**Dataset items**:
##########
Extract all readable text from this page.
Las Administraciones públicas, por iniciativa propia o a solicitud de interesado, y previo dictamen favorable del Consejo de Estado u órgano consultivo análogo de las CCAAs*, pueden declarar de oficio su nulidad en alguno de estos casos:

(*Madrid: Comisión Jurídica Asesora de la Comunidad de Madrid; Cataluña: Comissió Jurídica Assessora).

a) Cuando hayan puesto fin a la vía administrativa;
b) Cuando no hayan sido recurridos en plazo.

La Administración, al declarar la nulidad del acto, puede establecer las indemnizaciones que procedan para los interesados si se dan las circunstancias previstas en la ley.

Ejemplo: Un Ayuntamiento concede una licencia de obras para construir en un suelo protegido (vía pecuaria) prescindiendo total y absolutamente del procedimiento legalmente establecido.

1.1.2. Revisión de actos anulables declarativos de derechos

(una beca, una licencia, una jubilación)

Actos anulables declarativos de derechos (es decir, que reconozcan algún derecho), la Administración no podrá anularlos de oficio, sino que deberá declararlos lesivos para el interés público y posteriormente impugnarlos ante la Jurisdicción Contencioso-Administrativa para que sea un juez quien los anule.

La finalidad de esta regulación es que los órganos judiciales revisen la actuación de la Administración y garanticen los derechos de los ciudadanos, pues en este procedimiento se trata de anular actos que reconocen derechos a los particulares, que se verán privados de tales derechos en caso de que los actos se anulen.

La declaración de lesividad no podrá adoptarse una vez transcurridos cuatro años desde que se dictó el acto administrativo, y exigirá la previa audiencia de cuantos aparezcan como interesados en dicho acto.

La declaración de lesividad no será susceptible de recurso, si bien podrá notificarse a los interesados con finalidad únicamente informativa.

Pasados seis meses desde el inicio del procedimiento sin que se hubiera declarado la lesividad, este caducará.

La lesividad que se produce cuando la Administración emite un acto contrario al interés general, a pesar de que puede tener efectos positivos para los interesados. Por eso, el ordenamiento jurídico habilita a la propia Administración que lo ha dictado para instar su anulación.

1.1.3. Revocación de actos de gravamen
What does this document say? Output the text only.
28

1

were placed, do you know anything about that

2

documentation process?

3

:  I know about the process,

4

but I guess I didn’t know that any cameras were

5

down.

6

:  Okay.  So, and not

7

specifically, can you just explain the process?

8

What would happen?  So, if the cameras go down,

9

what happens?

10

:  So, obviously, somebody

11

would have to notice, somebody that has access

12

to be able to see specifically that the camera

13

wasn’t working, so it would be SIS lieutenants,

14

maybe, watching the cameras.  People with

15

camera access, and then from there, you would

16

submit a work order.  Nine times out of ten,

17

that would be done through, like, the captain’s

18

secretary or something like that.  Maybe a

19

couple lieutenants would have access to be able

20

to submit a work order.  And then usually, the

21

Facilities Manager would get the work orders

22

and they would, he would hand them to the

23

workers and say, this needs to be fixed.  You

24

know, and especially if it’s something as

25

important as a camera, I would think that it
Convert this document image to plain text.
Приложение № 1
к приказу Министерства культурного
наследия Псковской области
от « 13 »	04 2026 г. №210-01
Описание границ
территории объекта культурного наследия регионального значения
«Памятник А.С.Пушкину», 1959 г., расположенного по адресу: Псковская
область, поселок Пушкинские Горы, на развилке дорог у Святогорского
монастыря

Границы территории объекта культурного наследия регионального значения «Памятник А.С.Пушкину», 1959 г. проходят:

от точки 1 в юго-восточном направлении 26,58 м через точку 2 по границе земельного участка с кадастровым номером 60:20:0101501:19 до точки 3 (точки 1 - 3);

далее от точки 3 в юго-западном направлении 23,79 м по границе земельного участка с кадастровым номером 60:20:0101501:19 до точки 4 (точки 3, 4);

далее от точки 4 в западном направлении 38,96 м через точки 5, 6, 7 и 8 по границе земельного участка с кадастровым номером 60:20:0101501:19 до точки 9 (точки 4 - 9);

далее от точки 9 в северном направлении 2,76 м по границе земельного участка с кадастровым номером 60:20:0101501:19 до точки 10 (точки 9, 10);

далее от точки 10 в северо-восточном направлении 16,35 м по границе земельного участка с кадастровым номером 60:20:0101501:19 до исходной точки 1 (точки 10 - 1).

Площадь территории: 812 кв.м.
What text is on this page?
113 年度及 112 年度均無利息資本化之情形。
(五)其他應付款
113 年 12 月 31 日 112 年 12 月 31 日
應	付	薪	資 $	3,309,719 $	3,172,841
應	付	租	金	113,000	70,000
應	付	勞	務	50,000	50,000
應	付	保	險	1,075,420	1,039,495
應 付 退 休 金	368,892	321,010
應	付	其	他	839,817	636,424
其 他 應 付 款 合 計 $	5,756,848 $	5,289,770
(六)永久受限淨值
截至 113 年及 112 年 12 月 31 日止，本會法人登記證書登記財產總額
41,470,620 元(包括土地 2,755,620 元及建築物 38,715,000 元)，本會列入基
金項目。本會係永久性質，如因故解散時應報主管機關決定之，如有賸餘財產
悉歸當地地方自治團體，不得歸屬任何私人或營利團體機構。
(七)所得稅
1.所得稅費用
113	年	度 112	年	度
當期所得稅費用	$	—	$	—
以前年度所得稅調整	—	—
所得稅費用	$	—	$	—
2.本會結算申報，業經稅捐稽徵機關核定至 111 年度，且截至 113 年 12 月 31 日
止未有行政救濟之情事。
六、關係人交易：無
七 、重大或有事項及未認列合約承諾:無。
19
##########
**INSTRUCTIONS TO FOLLOW**: Using the material above, print every entry exactly as written.

**EXPECTED ANSWER**:
Extract all readable text from this page.
Las Administraciones públicas, por iniciativa propia o a solicitud de interesado, y previo dictamen favorable del Consejo de Estado u órgano consultivo análogo de las CCAAs*, pueden declarar de oficio su nulidad en alguno de estos casos:

(*Madrid: Comisión Jurídica Asesora de la Comunidad de Madrid; Cataluña: Comissió Jurídica Assessora).

a) Cuando hayan puesto fin a la vía administrativa;
b) Cuando no hayan sido recurridos en plazo.

La Administración, al declarar la nulidad del acto, puede establecer las indemnizaciones que procedan para los interesados si se dan las circunstancias previstas en la ley.

Ejemplo: Un Ayuntamiento concede una licencia de obras para construir en un suelo protegido (vía pecuaria) prescindiendo total y absolutamente del procedimiento legalmente establecido.

1.1.2. Revisión de actos anulables declarativos de derechos

(una beca, una licencia, una jubilación)

Actos anulables declarativos de derechos (es decir, que reconozcan algún derecho), la Administración no podrá anularlos de oficio, sino que deberá declararlos lesivos para el interés público y posteriormente impugnarlos ante la Jurisdicción Contencioso-Administrativa para que sea un juez quien los anule.

La finalidad de esta regulación es que los órganos judiciales revisen la actuación de la Administración y garanticen los derechos de los ciudadanos, pues en este procedimiento se trata de anular actos que reconocen derechos a los particulares, que se verán privados de tales derechos en caso de que los actos se anulen.

La declaración de lesividad no podrá adoptarse una vez transcurridos cuatro años desde que se dictó el acto administrativo, y exigirá la previa audiencia de cuantos aparezcan como interesados en dicho acto.

La declaración de lesividad no será susceptible de recurso, si bien podrá notificarse a los interesados con finalidad únicamente informativa.

Pasados seis meses desde el inicio del procedimiento sin que se hubiera declarado la lesividad, este caducará.

La lesividad que se produce cuando la Administración emite un acto contrario al interés general, a pesar de que puede tener efectos positivos para los interesados. Por eso, el ordenamiento jurídico habilita a la propia Administración que lo ha dictado para instar su anulación.

1.1.3. Revocación de actos de gravamen
What does this document say? Output the text only.
28

1

were placed, do you know anything about that

2

documentation process?

3

:  I know about the process,

4

but I guess I didn’t know that any cameras were

5

down.

6

:  Okay.  So, and not

7

specifically, can you just explain the process?

8

What would happen?  So, if the cameras go down,

9

what happens?

10

:  So, obviously, somebody

11

would have to notice, somebody that has access

12

to be able to see specifically that the camera

13

wasn’t working, so it would be SIS lieutenants,

14

maybe, watching the cameras.  People with

15

camera access, and then from there, you would

16

submit a work order.  Nine times out of ten,

17

that would be done through, like, the captain’s

18

secretary or something like that.  Maybe a

19

couple lieutenants would have access to be able

20

to submit a work order.  And then usually, the

21

Facilities Manager would get the work orders

22

and they would, he would hand them to the

23

workers and say, this needs to be fixed.  You

24

know, and especially if it’s something as

25

important as a camera, I would think that it
Convert this document image to plain text.
Приложение № 1
к приказу Министерства культурного
наследия Псковской области
от « 13 »	04 2026 г. №210-01
Описание границ
территории объекта культурного наследия регионального значения
«Памятник А.С.Пушкину», 1959 г., расположенного по адресу: Псковская
область, поселок Пушкинские Горы, на развилке дорог у Святогорского
монастыря

Границы территории объекта культурного наследия регионального значения «Памятник А.С.Пушкину», 1959 г. проходят:

от точки 1 в юго-восточном направлении 26,58 м через точку 2 по границе земельного участка с кадастровым номером 60:20:0101501:19 до точки 3 (точки 1 - 3);

далее от точки 3 в юго-западном направлении 23,79 м по границе земельного участка с кадастровым номером 60:20:0101501:19 до точки 4 (точки 3, 4);

далее от точки 4 в западном направлении 38,96 м через точки 5, 6, 7 и 8 по границе земельного участка с кадастровым номером 60:20:0101501:19 до точки 9 (точки 4 - 9);

далее от точки 9 в северном направлении 2,76 м по границе земельного участка с кадастровым номером 60:20:0101501:19 до точки 10 (точки 9, 10);

далее от точки 10 в северо-восточном направлении 16,35 м по границе земельного участка с кадастровым номером 60:20:0101501:19 до исходной точки 1 (точки 10 - 1).

Площадь территории: 812 кв.м.
What text is on this page?
113 年度及 112 年度均無利息資本化之情形。
(五)其他應付款
113 年 12 月 31 日 112 年 12 月 31 日
應	付	薪	資 $	3,309,719 $	3,172,841
應	付	租	金	113,000	70,000
應	付	勞	務	50,000	50,000
應	付	保	險	1,075,420	1,039,495
應 付 退 休 金	368,892	321,010
應	付	其	他	839,817	636,424
其 他 應 付 款 合 計 $	5,756,848 $	5,289,770
(六)永久受限淨值
截至 113 年及 112 年 12 月 31 日止，本會法人登記證書登記財產總額
41,470,620 元(包括土地 2,755,620 元及建築物 38,715,000 元)，本會列入基
金項目。本會係永久性質，如因故解散時應報主管機關決定之，如有賸餘財產
悉歸當地地方自治團體，不得歸屬任何私人或營利團體機構。
(七)所得稅
1.所得稅費用
113	年	度 112	年	度
當期所得稅費用	$	—	$	—
以前年度所得稅調整	—	—
所得稅費用	$	—	$	—
2.本會結算申報，業經稅捐稽徵機關核定至 111 年度，且截至 113 年 12 月 31 日
止未有行政救濟之情事。
六、關係人交易：無
七 、重大或有事項及未認列合約承諾:無。
19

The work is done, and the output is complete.